QUOTED TEXT:
==*==

Date: Thu Mar 09 2000 - 07:00:31 EST

Otto Stolz wrote:
> - Is there any difference (and, if so, what) between the following
> Hangzhou-style numerals and "ordinary" CJK characters?
> U+3021 vs. U+4E28
> U+3024 vs. U+4E42
> U+3026 vs. U+4EA0
> U+3029 vs. U+5973

The two groups are totally unrelated: the "Hang"zhou characters are used as
numerals by shopkeepers in some places of China; the right-hand characters
are ideographs, and their similarity is only accidental.

These coincidences may happen with any pair of unrelated script, especially
with such simple shapes. E.g.: U+3021 and U+4E28 also look like letter "I"
(Latin, Greek, Cyrillic), letter alif (Arabic), digit "1" (Roman, Arabic,
European), and many other vertical-bar-shaped characters in many scripts...

The first three ideographs, as far as I know, have a mostly
"meta-linguistic" usage: i.e. they are *components* of ideographs, used to
write *about* the shape of ideographs (compare the index section on any CJK
dictionary to see them used).

The last ideograph means "woman", "female". Notice that it is actually quite
different from U+3029: in U+5973 the horizontal bar extends to the right
part, while in U+3029 it doesn't.

> - Why are there no cross references in the Hangzhou-style
> Numerals block
> - Would an explanation of these numerals be appropriate on p. 6-94?

I don't have my 2.0 book at hand. But what would you cross-reference
"Hang"zhou numerals with?

==*==

LISTING:

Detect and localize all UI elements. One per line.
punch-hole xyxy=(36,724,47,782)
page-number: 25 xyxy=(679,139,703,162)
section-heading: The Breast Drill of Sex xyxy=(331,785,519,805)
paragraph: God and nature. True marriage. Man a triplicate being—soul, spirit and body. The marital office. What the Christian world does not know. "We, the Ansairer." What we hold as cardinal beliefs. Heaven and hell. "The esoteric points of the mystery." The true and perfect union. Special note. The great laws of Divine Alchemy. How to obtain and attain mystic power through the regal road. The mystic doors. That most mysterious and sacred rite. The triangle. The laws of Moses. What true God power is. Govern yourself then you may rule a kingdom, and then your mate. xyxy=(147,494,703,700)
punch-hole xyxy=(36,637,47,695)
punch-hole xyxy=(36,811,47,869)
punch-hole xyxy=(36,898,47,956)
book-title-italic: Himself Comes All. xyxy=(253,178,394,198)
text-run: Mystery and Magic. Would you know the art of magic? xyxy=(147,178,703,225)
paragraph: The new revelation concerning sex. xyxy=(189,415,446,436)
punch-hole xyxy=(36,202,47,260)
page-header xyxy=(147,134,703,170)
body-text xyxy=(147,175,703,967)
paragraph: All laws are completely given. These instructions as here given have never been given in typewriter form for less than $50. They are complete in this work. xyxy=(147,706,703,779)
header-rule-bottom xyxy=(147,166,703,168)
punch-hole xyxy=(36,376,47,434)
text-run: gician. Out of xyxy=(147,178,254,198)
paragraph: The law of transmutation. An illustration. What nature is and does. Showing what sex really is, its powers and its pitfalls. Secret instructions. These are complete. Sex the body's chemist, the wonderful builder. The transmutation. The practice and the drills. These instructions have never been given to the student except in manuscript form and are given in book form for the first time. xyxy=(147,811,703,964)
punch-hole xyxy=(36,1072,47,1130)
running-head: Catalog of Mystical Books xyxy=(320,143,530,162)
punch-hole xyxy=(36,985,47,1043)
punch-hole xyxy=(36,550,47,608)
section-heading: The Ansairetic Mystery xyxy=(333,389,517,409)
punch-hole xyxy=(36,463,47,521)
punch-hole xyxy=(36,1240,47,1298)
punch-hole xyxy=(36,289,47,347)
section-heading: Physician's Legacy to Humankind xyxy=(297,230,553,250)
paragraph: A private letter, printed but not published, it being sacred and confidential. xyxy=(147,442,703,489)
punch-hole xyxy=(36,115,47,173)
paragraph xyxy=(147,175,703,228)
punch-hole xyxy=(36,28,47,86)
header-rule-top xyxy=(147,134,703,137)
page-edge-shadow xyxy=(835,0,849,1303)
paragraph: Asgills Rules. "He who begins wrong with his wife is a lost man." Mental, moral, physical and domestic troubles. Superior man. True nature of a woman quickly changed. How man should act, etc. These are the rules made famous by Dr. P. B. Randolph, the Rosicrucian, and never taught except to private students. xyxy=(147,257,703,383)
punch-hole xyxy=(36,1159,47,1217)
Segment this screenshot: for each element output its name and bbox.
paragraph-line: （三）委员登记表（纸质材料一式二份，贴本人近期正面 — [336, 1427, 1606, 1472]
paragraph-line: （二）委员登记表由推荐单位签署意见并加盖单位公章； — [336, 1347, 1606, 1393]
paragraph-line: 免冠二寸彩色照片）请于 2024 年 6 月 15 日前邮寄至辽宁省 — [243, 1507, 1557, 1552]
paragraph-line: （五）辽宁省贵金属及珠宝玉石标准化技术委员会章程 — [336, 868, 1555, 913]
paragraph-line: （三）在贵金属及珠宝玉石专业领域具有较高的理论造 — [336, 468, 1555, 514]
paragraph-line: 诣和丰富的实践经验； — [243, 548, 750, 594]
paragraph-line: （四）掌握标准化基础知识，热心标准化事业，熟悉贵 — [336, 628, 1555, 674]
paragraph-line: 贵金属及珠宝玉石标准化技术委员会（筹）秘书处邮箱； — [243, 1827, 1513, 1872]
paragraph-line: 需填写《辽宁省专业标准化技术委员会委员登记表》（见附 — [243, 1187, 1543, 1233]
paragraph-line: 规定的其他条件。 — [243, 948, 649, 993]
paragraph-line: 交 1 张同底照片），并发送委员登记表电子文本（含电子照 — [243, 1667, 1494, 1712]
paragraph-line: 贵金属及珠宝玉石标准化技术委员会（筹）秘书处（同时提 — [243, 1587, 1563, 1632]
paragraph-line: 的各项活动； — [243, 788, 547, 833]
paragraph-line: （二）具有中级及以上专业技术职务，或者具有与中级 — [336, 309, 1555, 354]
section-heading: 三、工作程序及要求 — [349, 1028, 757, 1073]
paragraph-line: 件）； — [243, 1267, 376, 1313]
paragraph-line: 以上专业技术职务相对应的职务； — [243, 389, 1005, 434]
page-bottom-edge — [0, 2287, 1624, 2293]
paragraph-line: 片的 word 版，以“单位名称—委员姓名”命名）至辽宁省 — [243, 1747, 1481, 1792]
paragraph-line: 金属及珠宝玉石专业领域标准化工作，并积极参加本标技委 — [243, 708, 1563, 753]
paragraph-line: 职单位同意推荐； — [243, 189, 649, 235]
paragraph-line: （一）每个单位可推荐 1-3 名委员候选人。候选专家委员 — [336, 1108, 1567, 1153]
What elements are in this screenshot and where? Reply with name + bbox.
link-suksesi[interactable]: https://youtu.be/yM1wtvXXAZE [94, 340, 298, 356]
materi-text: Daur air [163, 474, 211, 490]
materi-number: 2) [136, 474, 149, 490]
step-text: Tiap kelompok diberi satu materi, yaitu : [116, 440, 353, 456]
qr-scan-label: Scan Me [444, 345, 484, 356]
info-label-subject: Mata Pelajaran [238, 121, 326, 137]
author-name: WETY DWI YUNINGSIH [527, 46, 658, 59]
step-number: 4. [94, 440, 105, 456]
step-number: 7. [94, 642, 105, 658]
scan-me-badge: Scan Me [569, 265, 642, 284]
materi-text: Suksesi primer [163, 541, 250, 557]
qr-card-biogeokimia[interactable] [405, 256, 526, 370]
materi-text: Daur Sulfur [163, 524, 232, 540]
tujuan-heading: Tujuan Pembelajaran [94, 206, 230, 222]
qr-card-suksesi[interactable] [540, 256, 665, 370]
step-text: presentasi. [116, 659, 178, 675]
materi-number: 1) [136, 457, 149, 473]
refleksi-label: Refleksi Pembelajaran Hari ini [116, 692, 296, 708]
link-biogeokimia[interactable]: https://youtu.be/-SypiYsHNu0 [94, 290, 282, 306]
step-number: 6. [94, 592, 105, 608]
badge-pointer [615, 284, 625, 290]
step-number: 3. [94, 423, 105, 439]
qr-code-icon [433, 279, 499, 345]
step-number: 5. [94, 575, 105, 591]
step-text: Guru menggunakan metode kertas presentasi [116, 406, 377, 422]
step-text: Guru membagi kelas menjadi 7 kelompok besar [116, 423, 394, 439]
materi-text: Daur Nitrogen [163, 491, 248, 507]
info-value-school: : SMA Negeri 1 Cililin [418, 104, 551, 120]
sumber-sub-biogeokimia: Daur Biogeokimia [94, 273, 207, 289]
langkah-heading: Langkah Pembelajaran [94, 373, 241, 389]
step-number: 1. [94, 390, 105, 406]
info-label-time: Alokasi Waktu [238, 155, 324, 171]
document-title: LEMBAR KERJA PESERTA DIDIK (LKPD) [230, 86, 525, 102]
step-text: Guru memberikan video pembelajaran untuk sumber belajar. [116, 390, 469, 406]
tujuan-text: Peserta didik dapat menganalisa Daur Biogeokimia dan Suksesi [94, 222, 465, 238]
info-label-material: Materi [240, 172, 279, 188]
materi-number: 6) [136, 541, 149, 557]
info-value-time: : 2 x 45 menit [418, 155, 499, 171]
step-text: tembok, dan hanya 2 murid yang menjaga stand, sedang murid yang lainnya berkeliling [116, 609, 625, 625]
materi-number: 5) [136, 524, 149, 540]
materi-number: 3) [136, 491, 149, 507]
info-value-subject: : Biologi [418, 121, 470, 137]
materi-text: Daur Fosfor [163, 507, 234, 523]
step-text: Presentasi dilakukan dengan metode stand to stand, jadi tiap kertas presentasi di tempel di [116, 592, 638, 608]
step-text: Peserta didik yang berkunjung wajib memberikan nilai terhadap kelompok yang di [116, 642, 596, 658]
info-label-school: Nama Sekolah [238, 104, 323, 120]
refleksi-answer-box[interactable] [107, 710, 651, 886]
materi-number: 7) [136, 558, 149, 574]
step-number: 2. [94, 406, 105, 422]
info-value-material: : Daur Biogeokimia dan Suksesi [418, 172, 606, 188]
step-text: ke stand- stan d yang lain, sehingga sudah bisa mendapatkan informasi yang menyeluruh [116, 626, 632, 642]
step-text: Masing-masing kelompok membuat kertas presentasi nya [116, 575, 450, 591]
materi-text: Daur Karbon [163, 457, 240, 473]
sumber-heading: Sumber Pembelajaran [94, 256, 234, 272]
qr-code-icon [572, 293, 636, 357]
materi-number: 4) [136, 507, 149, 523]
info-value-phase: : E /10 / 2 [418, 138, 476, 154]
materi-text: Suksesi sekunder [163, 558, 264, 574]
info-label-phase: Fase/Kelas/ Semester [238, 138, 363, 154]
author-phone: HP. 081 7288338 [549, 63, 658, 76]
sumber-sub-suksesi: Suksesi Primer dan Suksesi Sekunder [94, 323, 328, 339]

==*==

TASK: Give back the whole reply about Hangzhou-style numerals and CJK ideographs word for word, from its date line to its last line.

FULL OUTPUT:
Date: Thu Mar 09 2000 - 07:00:31 EST

Otto Stolz wrote:
> - Is there any difference (and, if so, what) between the following
> Hangzhou-style numerals and "ordinary" CJK characters?
> U+3021 vs. U+4E28
> U+3024 vs. U+4E42
> U+3026 vs. U+4EA0
> U+3029 vs. U+5973

The two groups are totally unrelated: the "Hang"zhou characters are used as
numerals by shopkeepers in some places of China; the right-hand characters
are ideographs, and their similarity is only accidental.

These coincidences may happen with any pair of unrelated script, especially
with such simple shapes. E.g.: U+3021 and U+4E28 also look like letter "I"
(Latin, Greek, Cyrillic), letter alif (Arabic), digit "1" (Roman, Arabic,
European), and many other vertical-bar-shaped characters in many scripts...

The first three ideographs, as far as I know, have a mostly
"meta-linguistic" usage: i.e. they are *components* of ideographs, used to
write *about* the shape of ideographs (compare the index section on any CJK
dictionary to see them used).

The last ideograph means "woman", "female". Notice that it is actually quite
different from U+3029: in U+5973 the horizontal bar extends to the right
part, while in U+3029 it doesn't.

> - Why are there no cross references in the Hangzhou-style
> Numerals block
> - Would an explanation of these numerals be appropriate on p. 6-94?

I don't have my 2.0 book at hand. But what would you cross-reference
"Hang"zhou numerals with?